◆ **Work instructions**
Reproduce the following entries word for word, leaving out the pictures.

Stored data
* * * *
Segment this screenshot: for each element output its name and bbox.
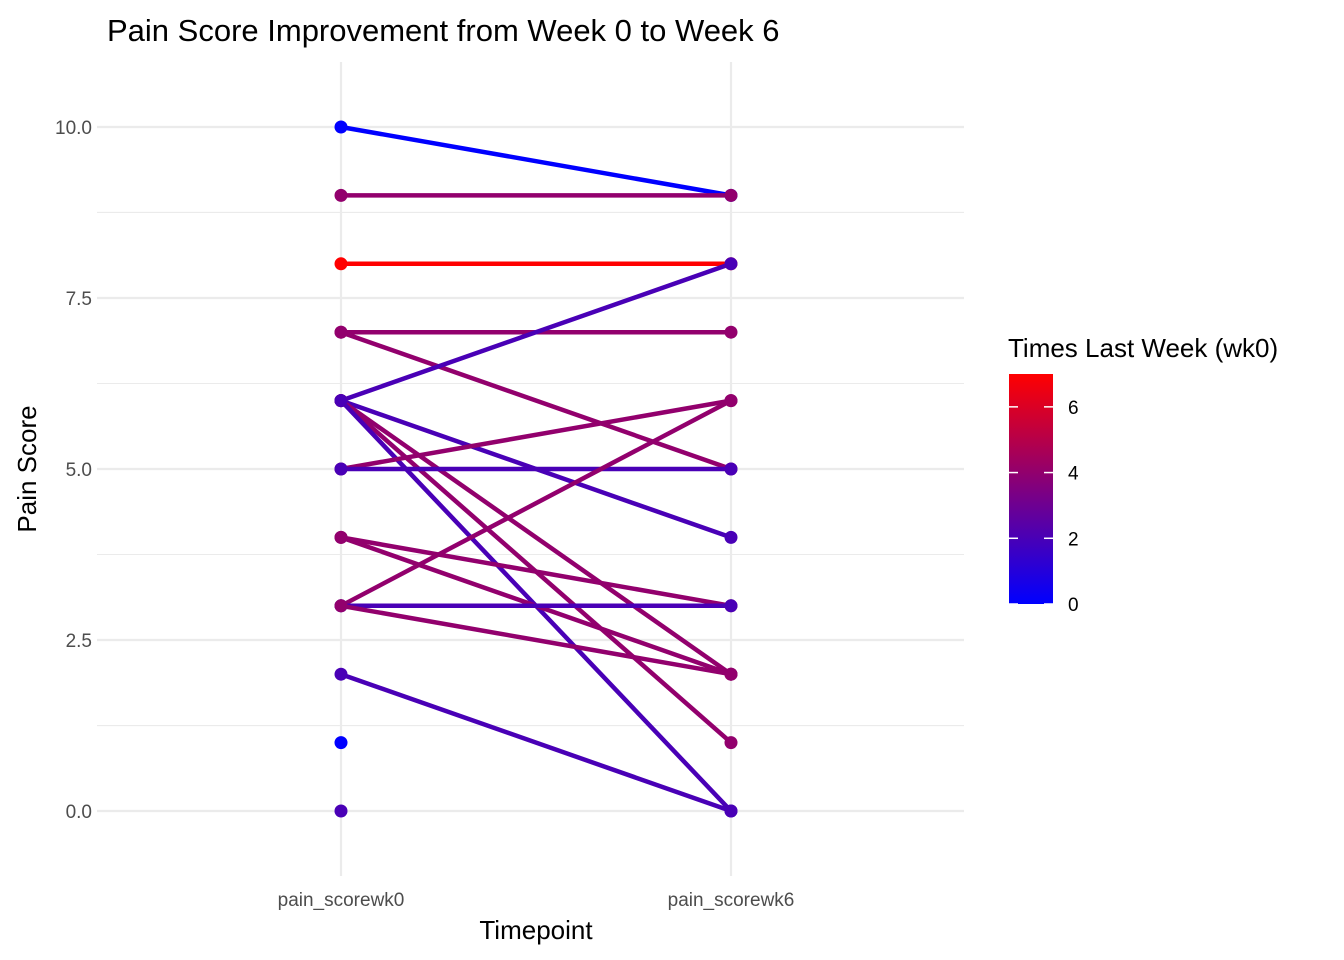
data-point-wk0 (334, 394, 348, 408)
data-point-wk0 (334, 325, 348, 339)
data-point-wk6 (724, 667, 738, 681)
x-axis-title: Timepoint (479, 915, 593, 945)
data-point-wk6 (724, 188, 738, 202)
colorbar-tick-label: 6 (1068, 398, 1079, 419)
data-point-wk6 (724, 530, 738, 544)
data-point-wk6 (724, 599, 738, 613)
data-point-wk6 (724, 804, 738, 818)
y-tick-labels: 0.0 2.5 5.0 7.5 10.0 (55, 118, 92, 823)
x-tick-labels: pain_scorewk0 pain_scorewk6 (278, 890, 795, 911)
data-point-wk0 (334, 462, 348, 476)
y-tick-label: 10.0 (55, 118, 92, 139)
data-point-wk6 (724, 394, 738, 408)
data-point-wk0 (334, 188, 348, 202)
series-line (340, 261, 732, 403)
series-line (340, 330, 732, 472)
data-point-wk6 (724, 325, 738, 339)
series-line (340, 124, 732, 198)
data-point-wk0 (334, 736, 348, 750)
data-point-wk0 (334, 120, 348, 134)
series-line (340, 398, 732, 472)
data-point-wk6 (724, 257, 738, 271)
chart-title: Pain Score Improvement from Week 0 to We… (107, 13, 780, 48)
data-point-wk0 (334, 804, 348, 818)
colorbar-tick-label: 2 (1068, 529, 1079, 550)
data-point-wk0 (334, 257, 348, 271)
data-point-wk0 (334, 599, 348, 613)
series-line (340, 535, 732, 609)
x-tick-label: pain_scorewk0 (278, 890, 405, 911)
data-point-wk0 (334, 530, 348, 544)
data-point-wk0 (334, 667, 348, 681)
legend: Times Last Week (wk0) 0 2 4 6 (1008, 333, 1278, 616)
series-line (340, 603, 732, 677)
colorbar-tick-label: 0 (1068, 595, 1079, 616)
data-lines (339, 124, 733, 814)
colorbar-ticks: 0 2 4 6 (1009, 398, 1079, 616)
data-points (334, 120, 738, 818)
series-line (339, 398, 733, 677)
y-tick-label: 0.0 (66, 802, 92, 823)
y-tick-label: 5.0 (66, 460, 92, 481)
data-point-wk6 (724, 462, 738, 476)
colorbar (1009, 374, 1053, 604)
y-tick-label: 7.5 (66, 289, 92, 310)
colorbar-tick-label: 4 (1068, 464, 1079, 485)
x-tick-label: pain_scorewk6 (668, 890, 795, 911)
data-point-wk6 (724, 736, 738, 750)
legend-title: Times Last Week (wk0) (1008, 333, 1278, 363)
series-line (339, 398, 733, 608)
y-tick-label: 2.5 (66, 631, 92, 652)
y-axis-title: Pain Score (12, 405, 42, 532)
series-line (340, 672, 732, 814)
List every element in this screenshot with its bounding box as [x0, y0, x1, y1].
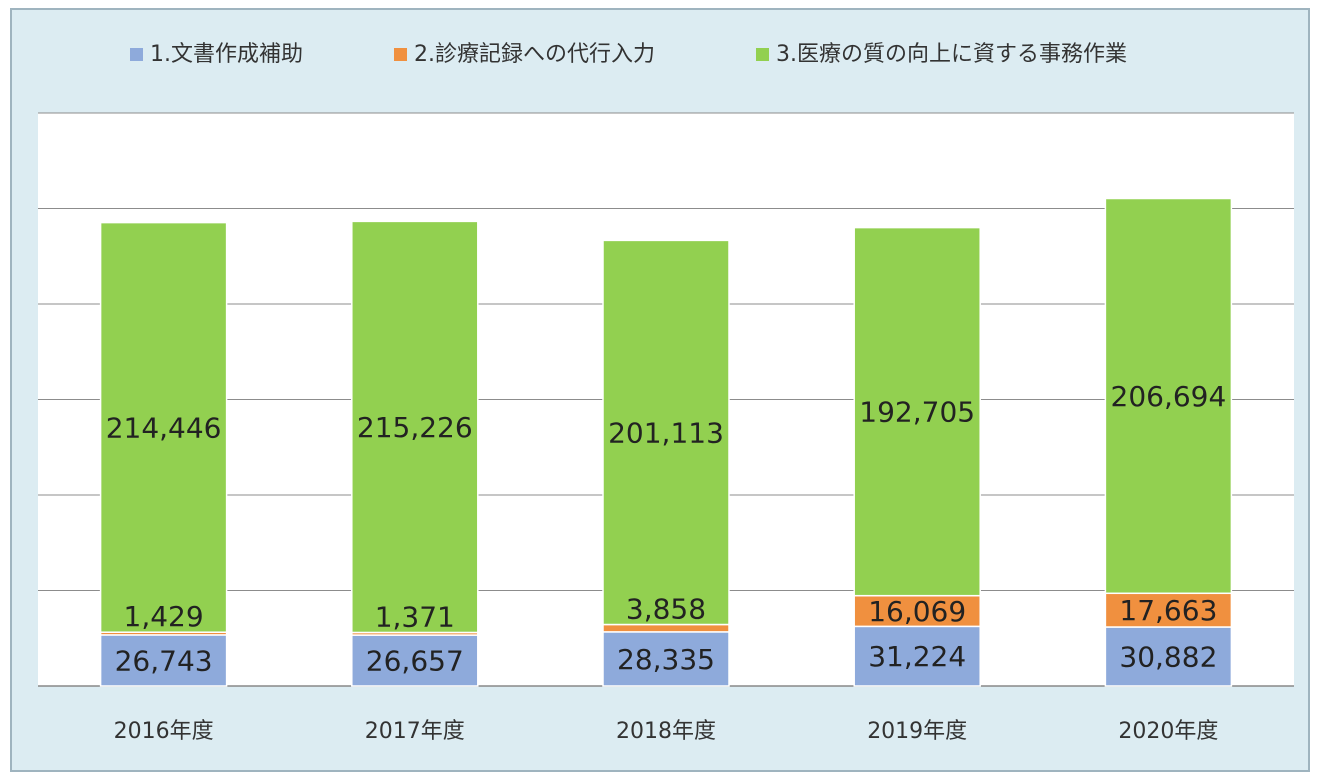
x-tick-label: 2020年度	[1118, 719, 1218, 744]
data-label: 201,113	[608, 416, 724, 449]
data-label: 1,429	[124, 600, 204, 633]
legend-label: 1.文書作成補助	[150, 42, 303, 67]
x-tick-label: 2018年度	[616, 719, 716, 744]
data-label: 206,694	[1111, 380, 1227, 413]
data-label: 3,858	[626, 593, 706, 626]
stacked-bar-chart: 1.文書作成補助 2.診療記録への代行入力 3.医療の質の向上に資する事務作業 26…	[38, 42, 1294, 744]
data-label: 26,743	[115, 644, 213, 677]
bar-segment	[853, 594, 981, 628]
data-label: 28,335	[617, 643, 715, 676]
bar-segment	[853, 226, 981, 597]
bar-segment	[602, 239, 730, 626]
bar-segment	[602, 623, 730, 633]
bar-segment	[602, 631, 730, 687]
chart-frame: 1.文書作成補助 2.診療記録への代行入力 3.医療の質の向上に資する事務作業 26…	[10, 8, 1310, 772]
bar-segment	[351, 220, 479, 634]
bar-segment	[351, 634, 479, 687]
legend: 1.文書作成補助 2.診療記録への代行入力 3.医療の質の向上に資する事務作業	[130, 42, 1127, 67]
data-label: 215,226	[357, 411, 473, 444]
bar-segment	[1104, 626, 1233, 687]
x-tick-label: 2019年度	[867, 719, 967, 744]
bars: 26,743 1,429 214,446 26,657 1,371 215,226 28,3…	[99, 197, 1233, 687]
data-label: 26,657	[366, 645, 464, 678]
x-tick-label: 2016年度	[114, 719, 214, 744]
data-label: 17,663	[1119, 594, 1217, 627]
legend-swatch	[394, 48, 407, 61]
data-label: 214,446	[106, 411, 222, 444]
bar-segment	[853, 625, 981, 687]
data-label: 1,371	[375, 600, 455, 633]
data-label: 31,224	[868, 640, 966, 673]
bar-segment	[1104, 197, 1233, 595]
x-tick-label: 2017年度	[365, 719, 465, 744]
x-axis-ticks: 2016年度 2017年度 2018年度 2019年度 2020年度	[114, 719, 1219, 744]
legend-label: 3.医療の質の向上に資する事務作業	[776, 42, 1127, 67]
legend-swatch	[130, 48, 143, 61]
data-label: 30,882	[1119, 641, 1217, 674]
legend-label: 2.診療記録への代行入力	[414, 42, 655, 67]
data-label: 16,069	[868, 595, 966, 628]
bar-segment	[99, 221, 228, 633]
data-label: 192,705	[859, 396, 975, 429]
legend-swatch	[756, 48, 769, 61]
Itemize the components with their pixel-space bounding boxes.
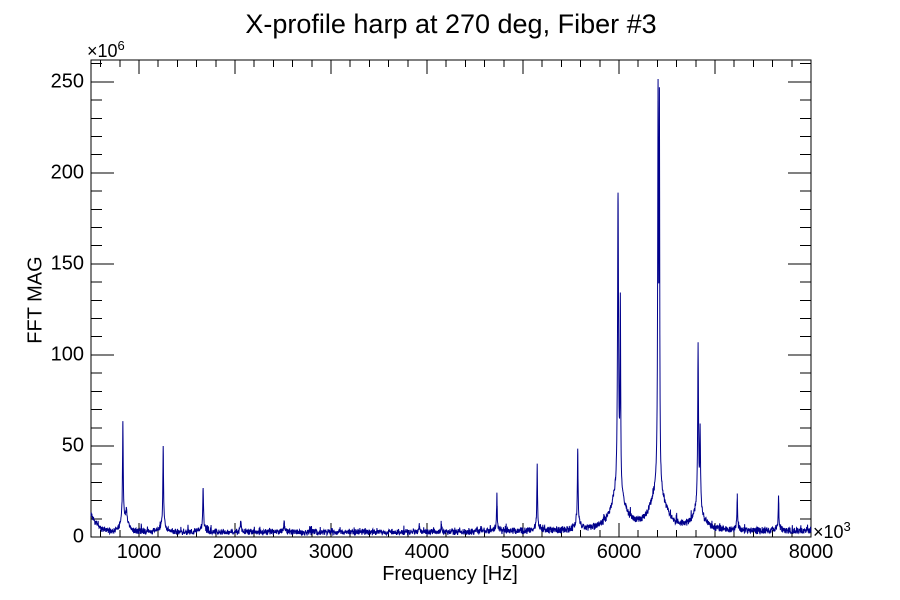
y-multiplier-base: ×10 (87, 41, 118, 61)
x-multiplier-base: ×10 (813, 522, 844, 542)
y-multiplier-exponent: 6 (117, 38, 125, 53)
plot-title: X-profile harp at 270 deg, Fiber #3 (245, 9, 657, 39)
x-tick-label: 5000 (500, 541, 546, 563)
x-axis-title: Frequency [Hz] (382, 563, 518, 585)
x-tick-label: 1000 (116, 541, 162, 563)
y-tick-label: 150 (50, 252, 84, 275)
x-tick-label: 2000 (212, 541, 258, 563)
y-tick-label: 0 (72, 525, 84, 548)
plot-frame (90, 59, 812, 538)
y-tick-label: 200 (50, 161, 84, 184)
y-tick-label: 250 (50, 70, 84, 93)
y-axis-title: FFT MAG (24, 256, 47, 344)
x-axis-multiplier: ×103 (813, 519, 851, 543)
y-tick-label: 50 (61, 434, 84, 457)
x-multiplier-exponent: 3 (843, 519, 851, 534)
fft-spectrum-line (90, 78, 812, 537)
y-tick-label: 100 (50, 343, 84, 366)
x-tick-label: 3000 (308, 541, 354, 563)
x-tick-label: 7000 (692, 541, 738, 563)
x-tick-label: 6000 (596, 541, 642, 563)
x-tick-label: 4000 (404, 541, 450, 563)
y-axis-multiplier: ×106 (87, 38, 125, 62)
x-tick-label: 8000 (788, 541, 834, 563)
* * * *
◆ **Result**
Segment this screenshot: for each element output its name and bbox.
data-point-wk0 (334, 394, 348, 408)
data-point-wk0 (334, 325, 348, 339)
data-point-wk6 (724, 667, 738, 681)
x-axis-title: Timepoint (479, 915, 593, 945)
data-point-wk6 (724, 188, 738, 202)
colorbar-tick-label: 6 (1068, 398, 1079, 419)
data-point-wk6 (724, 530, 738, 544)
data-point-wk6 (724, 599, 738, 613)
data-point-wk6 (724, 804, 738, 818)
y-tick-labels: 0.0 2.5 5.0 7.5 10.0 (55, 118, 92, 823)
x-tick-labels: pain_scorewk0 pain_scorewk6 (278, 890, 795, 911)
data-point-wk0 (334, 462, 348, 476)
y-tick-label: 10.0 (55, 118, 92, 139)
data-point-wk6 (724, 394, 738, 408)
data-point-wk0 (334, 188, 348, 202)
series-line (340, 261, 732, 403)
series-line (340, 330, 732, 472)
data-point-wk6 (724, 325, 738, 339)
series-line (340, 124, 732, 198)
data-point-wk0 (334, 736, 348, 750)
data-point-wk0 (334, 120, 348, 134)
series-line (340, 398, 732, 472)
data-point-wk6 (724, 257, 738, 271)
chart-title: Pain Score Improvement from Week 0 to We… (107, 13, 780, 48)
data-point-wk0 (334, 804, 348, 818)
colorbar-tick-label: 2 (1068, 529, 1079, 550)
data-point-wk0 (334, 257, 348, 271)
data-point-wk0 (334, 599, 348, 613)
series-line (340, 535, 732, 609)
x-tick-label: pain_scorewk0 (278, 890, 405, 911)
data-point-wk0 (334, 530, 348, 544)
data-point-wk0 (334, 667, 348, 681)
legend: Times Last Week (wk0) 0 2 4 6 (1008, 333, 1278, 616)
series-line (340, 603, 732, 677)
colorbar-tick-label: 0 (1068, 595, 1079, 616)
data-lines (339, 124, 733, 814)
colorbar-ticks: 0 2 4 6 (1009, 398, 1079, 616)
data-points (334, 120, 738, 818)
series-line (339, 398, 733, 677)
y-tick-label: 0.0 (66, 802, 92, 823)
y-tick-label: 5.0 (66, 460, 92, 481)
data-point-wk6 (724, 462, 738, 476)
colorbar (1009, 374, 1053, 604)
y-tick-label: 7.5 (66, 289, 92, 310)
colorbar-tick-label: 4 (1068, 464, 1079, 485)
x-tick-label: pain_scorewk6 (668, 890, 795, 911)
data-point-wk6 (724, 736, 738, 750)
legend-title: Times Last Week (wk0) (1008, 333, 1278, 363)
series-line (339, 398, 733, 608)
y-tick-label: 2.5 (66, 631, 92, 652)
y-axis-title: Pain Score (12, 405, 42, 532)
series-line (340, 672, 732, 814)
List every element in this screenshot with its bounding box as [x0, y0, x1, y1].
x-tick-label: 2020年度	[1118, 719, 1218, 744]
data-label: 201,113	[608, 416, 724, 449]
data-label: 1,429	[124, 600, 204, 633]
legend-label: 1.文書作成補助	[150, 42, 303, 67]
x-tick-label: 2018年度	[616, 719, 716, 744]
data-label: 206,694	[1111, 380, 1227, 413]
data-label: 3,858	[626, 593, 706, 626]
stacked-bar-chart: 1.文書作成補助 2.診療記録への代行入力 3.医療の質の向上に資する事務作業 26…	[38, 42, 1294, 744]
data-label: 26,743	[115, 644, 213, 677]
bar-segment	[853, 594, 981, 628]
data-label: 28,335	[617, 643, 715, 676]
bar-segment	[853, 226, 981, 597]
bar-segment	[602, 239, 730, 626]
bar-segment	[602, 623, 730, 633]
bar-segment	[602, 631, 730, 687]
chart-frame: 1.文書作成補助 2.診療記録への代行入力 3.医療の質の向上に資する事務作業 26…	[10, 8, 1310, 772]
bar-segment	[351, 220, 479, 634]
bar-segment	[351, 634, 479, 687]
legend: 1.文書作成補助 2.診療記録への代行入力 3.医療の質の向上に資する事務作業	[130, 42, 1127, 67]
data-label: 215,226	[357, 411, 473, 444]
bar-segment	[1104, 626, 1233, 687]
x-tick-label: 2019年度	[867, 719, 967, 744]
bars: 26,743 1,429 214,446 26,657 1,371 215,226 28,3…	[99, 197, 1233, 687]
data-label: 26,657	[366, 645, 464, 678]
x-tick-label: 2016年度	[114, 719, 214, 744]
data-label: 17,663	[1119, 594, 1217, 627]
legend-swatch	[394, 48, 407, 61]
data-label: 214,446	[106, 411, 222, 444]
bar-segment	[853, 625, 981, 687]
data-label: 1,371	[375, 600, 455, 633]
data-label: 31,224	[868, 640, 966, 673]
bar-segment	[1104, 197, 1233, 595]
x-tick-label: 2017年度	[365, 719, 465, 744]
x-axis-ticks: 2016年度 2017年度 2018年度 2019年度 2020年度	[114, 719, 1219, 744]
legend-label: 3.医療の質の向上に資する事務作業	[776, 42, 1127, 67]
legend-swatch	[130, 48, 143, 61]
data-label: 30,882	[1119, 641, 1217, 674]
legend-label: 2.診療記録への代行入力	[414, 42, 655, 67]
data-label: 16,069	[868, 595, 966, 628]
bar-segment	[99, 221, 228, 633]
data-label: 192,705	[859, 396, 975, 429]
legend-swatch	[756, 48, 769, 61]
Itemize the components with their pixel-space bounding boxes.
y-multiplier-base: ×10 (87, 41, 118, 61)
x-multiplier-base: ×10 (813, 522, 844, 542)
y-multiplier-exponent: 6 (117, 38, 125, 53)
plot-title: X-profile harp at 270 deg, Fiber #3 (245, 9, 657, 39)
x-tick-label: 5000 (500, 541, 546, 563)
x-axis-title: Frequency [Hz] (382, 563, 518, 585)
x-tick-label: 1000 (116, 541, 162, 563)
y-tick-label: 150 (50, 252, 84, 275)
x-tick-label: 2000 (212, 541, 258, 563)
y-tick-label: 0 (72, 525, 84, 548)
plot-frame (90, 59, 812, 538)
y-tick-label: 200 (50, 161, 84, 184)
y-tick-label: 250 (50, 70, 84, 93)
y-axis-title: FFT MAG (24, 256, 47, 344)
x-axis-multiplier: ×103 (813, 519, 851, 543)
y-tick-label: 50 (61, 434, 84, 457)
x-multiplier-exponent: 3 (843, 519, 851, 534)
fft-spectrum-line (90, 78, 812, 537)
y-tick-label: 100 (50, 343, 84, 366)
x-tick-label: 3000 (308, 541, 354, 563)
x-tick-label: 7000 (692, 541, 738, 563)
x-tick-label: 6000 (596, 541, 642, 563)
x-tick-label: 4000 (404, 541, 450, 563)
y-axis-multiplier: ×106 (87, 38, 125, 62)
x-tick-label: 8000 (788, 541, 834, 563)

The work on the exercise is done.